> **Set task**
Leave the pictures out and transcribe every record exactly.

Extracted records
-*-*-

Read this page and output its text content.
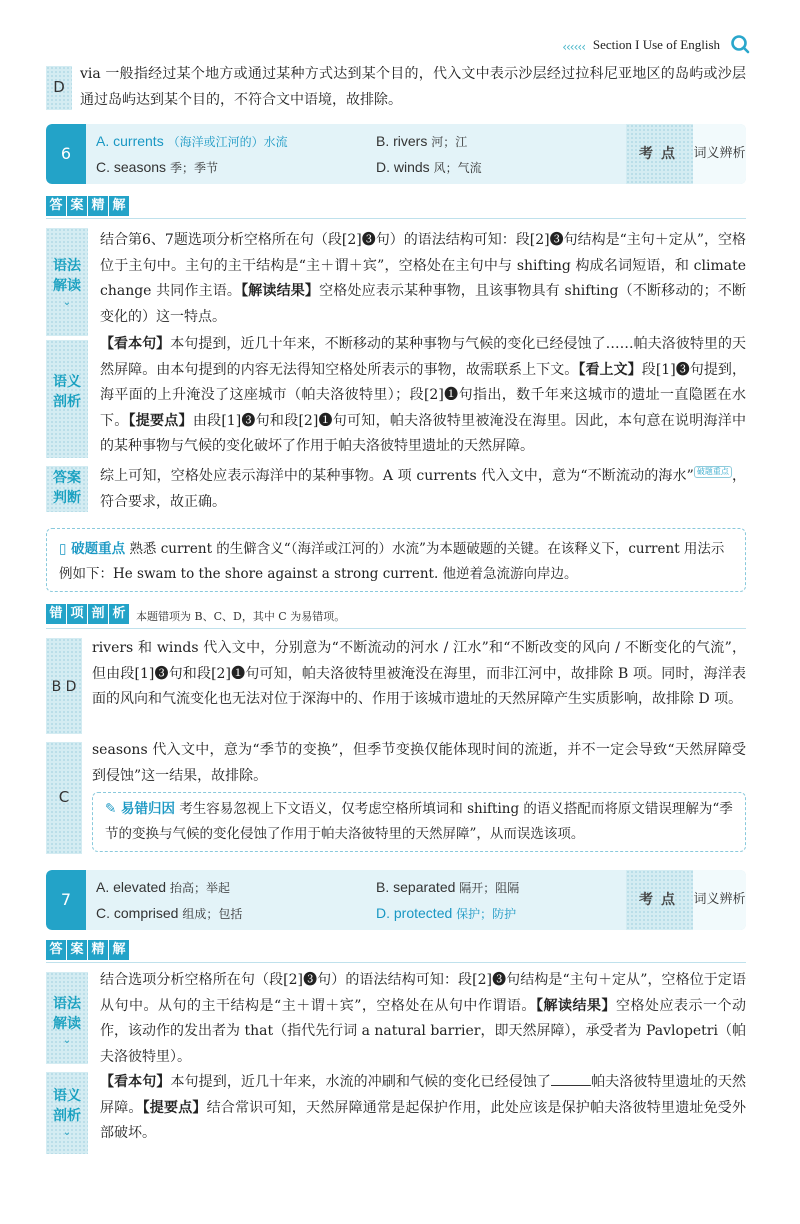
‹‹‹‹‹‹ Section I Use of English
D
via 一般指经过某个地方或通过某种方式达到某个目的，代入文中表示沙层经过拉科尼亚地区的岛屿或沙层通过岛屿达到某个目的，不符合文中语境，故排除。
6
A. currents （海洋或江河的）水流	B. rivers 河；江
C. seasons 季；季节	D. winds 风；气流
考点 词义辨析
答 案 精 解
语法
解读
⌄
结合第6、7题选项分析空格所在句（段[2]❸句）的语法结构可知：段[2]❸句结构是“主句＋定从”，空格位于主句中。主句的主干结构是“主＋谓＋宾”，空格处在主句中与 shifting 构成名词短语，和 climate change 共同作主语。【解读结果】空格处应表示某种事物，且该事物具有 shifting（不断移动的；不断变化的）这一特点。
语义
剖析
【看本句】本句提到，近几十年来，不断移动的某种事物与气候的变化已经侵蚀了……帕夫洛彼特里的天然屏障。由本句提到的内容无法得知空格处所表示的事物，故需联系上下文。【看上文】段[1]❸句提到，海平面的上升淹没了这座城市（帕夫洛彼特里）；段[2]❶句指出，数千年来这城市的遗址一直隐匿在水下。【提要点】由段[1]❸句和段[2]❶句可知，帕夫洛彼特里被淹没在海里。因此，本句意在说明海洋中的某种事物与气候的变化破坏了作用于帕夫洛彼特里遗址的天然屏障。
答案
判断
综上可知，空格处应表示海洋中的某种事物。A 项 currents 代入文中，意为“不断流动的海水” 破题重点 ，符合要求，故正确。
▯ 破题重点 熟悉 current 的生僻含义“（海洋或江河的）水流”为本题破题的关键。在该释义下，current 用法示例如下：He swam to the shore against a strong current. 他逆着急流游向岸边。
错 项 剖 析 本题错项为 B、C、D，其中 C 为易错项。
B D
rivers 和 winds 代入文中，分别意为“不断流动的河水 / 江水”和“不断改变的风向 / 不断变化的气流”，但由段[1]❸句和段[2]❶句可知，帕夫洛彼特里被淹没在海里，而非江河中，故排除 B 项。同时，海洋表面的风向和气流变化也无法对位于深海中的、作用于该城市遗址的天然屏障产生实质影响，故排除 D 项。
C
seasons 代入文中，意为“季节的变换”，但季节变换仅能体现时间的流逝，并不一定会导致“天然屏障受到侵蚀”这一结果，故排除。
✎ 易错归因 考生容易忽视上下文语义，仅考虑空格所填词和 shifting 的语义搭配而将原文错误理解为“季节的变换与气候的变化侵蚀了作用于帕夫洛彼特里的天然屏障”，从而误选该项。
7
A. elevated 抬高；举起	B. separated 隔开；阻隔
C. comprised 组成；包括	D. protected 保护；防护
考点 词义辨析
答 案 精 解
语法
解读
⌄
结合选项分析空格所在句（段[2]❸句）的语法结构可知：段[2]❸句结构是“主句＋定从”，空格位于定语从句中。从句的主干结构是“主＋谓＋宾”，空格处在从句中作谓语。【解读结果】空格处应表示一个动作，该动作的发出者为 that（指代先行词 a natural barrier，即天然屏障），承受者为 Pavlopetri（帕夫洛彼特里）。
语义
剖析
⌄
【看本句】本句提到，近几十年来，水流的冲刷和气候的变化已经侵蚀了	帕夫洛彼特里遗址的天然屏障。【提要点】结合常识可知，天然屏障通常是起保护作用，此处应该是保护帕夫洛彼特里遗址免受外部破坏。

-*-*-

> **Solution for this problem**
Read this page and output its text content.
‹‹‹‹‹‹ Section I Use of English
D
via 一般指经过某个地方或通过某种方式达到某个目的，代入文中表示沙层经过拉科尼亚地区的岛屿或沙层通过岛屿达到某个目的，不符合文中语境，故排除。
6
A. currents （海洋或江河的）水流	B. rivers 河；江
C. seasons 季；季节	D. winds 风；气流
考点 词义辨析
答 案 精 解
语法
解读
⌄
结合第6、7题选项分析空格所在句（段[2]❸句）的语法结构可知：段[2]❸句结构是“主句＋定从”，空格位于主句中。主句的主干结构是“主＋谓＋宾”，空格处在主句中与 shifting 构成名词短语，和 climate change 共同作主语。【解读结果】空格处应表示某种事物，且该事物具有 shifting（不断移动的；不断变化的）这一特点。
语义
剖析
【看本句】本句提到，近几十年来，不断移动的某种事物与气候的变化已经侵蚀了……帕夫洛彼特里的天然屏障。由本句提到的内容无法得知空格处所表示的事物，故需联系上下文。【看上文】段[1]❸句提到，海平面的上升淹没了这座城市（帕夫洛彼特里）；段[2]❶句指出，数千年来这城市的遗址一直隐匿在水下。【提要点】由段[1]❸句和段[2]❶句可知，帕夫洛彼特里被淹没在海里。因此，本句意在说明海洋中的某种事物与气候的变化破坏了作用于帕夫洛彼特里遗址的天然屏障。
答案
判断
综上可知，空格处应表示海洋中的某种事物。A 项 currents 代入文中，意为“不断流动的海水” 破题重点 ，符合要求，故正确。
▯ 破题重点 熟悉 current 的生僻含义“（海洋或江河的）水流”为本题破题的关键。在该释义下，current 用法示例如下：He swam to the shore against a strong current. 他逆着急流游向岸边。
错 项 剖 析 本题错项为 B、C、D，其中 C 为易错项。
B D
rivers 和 winds 代入文中，分别意为“不断流动的河水 / 江水”和“不断改变的风向 / 不断变化的气流”，但由段[1]❸句和段[2]❶句可知，帕夫洛彼特里被淹没在海里，而非江河中，故排除 B 项。同时，海洋表面的风向和气流变化也无法对位于深海中的、作用于该城市遗址的天然屏障产生实质影响，故排除 D 项。
C
seasons 代入文中，意为“季节的变换”，但季节变换仅能体现时间的流逝，并不一定会导致“天然屏障受到侵蚀”这一结果，故排除。
✎ 易错归因 考生容易忽视上下文语义，仅考虑空格所填词和 shifting 的语义搭配而将原文错误理解为“季节的变换与气候的变化侵蚀了作用于帕夫洛彼特里的天然屏障”，从而误选该项。
7
A. elevated 抬高；举起	B. separated 隔开；阻隔
C. comprised 组成；包括	D. protected 保护；防护
考点 词义辨析
答 案 精 解
语法
解读
⌄
结合选项分析空格所在句（段[2]❸句）的语法结构可知：段[2]❸句结构是“主句＋定从”，空格位于定语从句中。从句的主干结构是“主＋谓＋宾”，空格处在从句中作谓语。【解读结果】空格处应表示一个动作，该动作的发出者为 that（指代先行词 a natural barrier，即天然屏障），承受者为 Pavlopetri（帕夫洛彼特里）。
语义
剖析
⌄
【看本句】本句提到，近几十年来，水流的冲刷和气候的变化已经侵蚀了	帕夫洛彼特里遗址的天然屏障。【提要点】结合常识可知，天然屏障通常是起保护作用，此处应该是保护帕夫洛彼特里遗址免受外部破坏。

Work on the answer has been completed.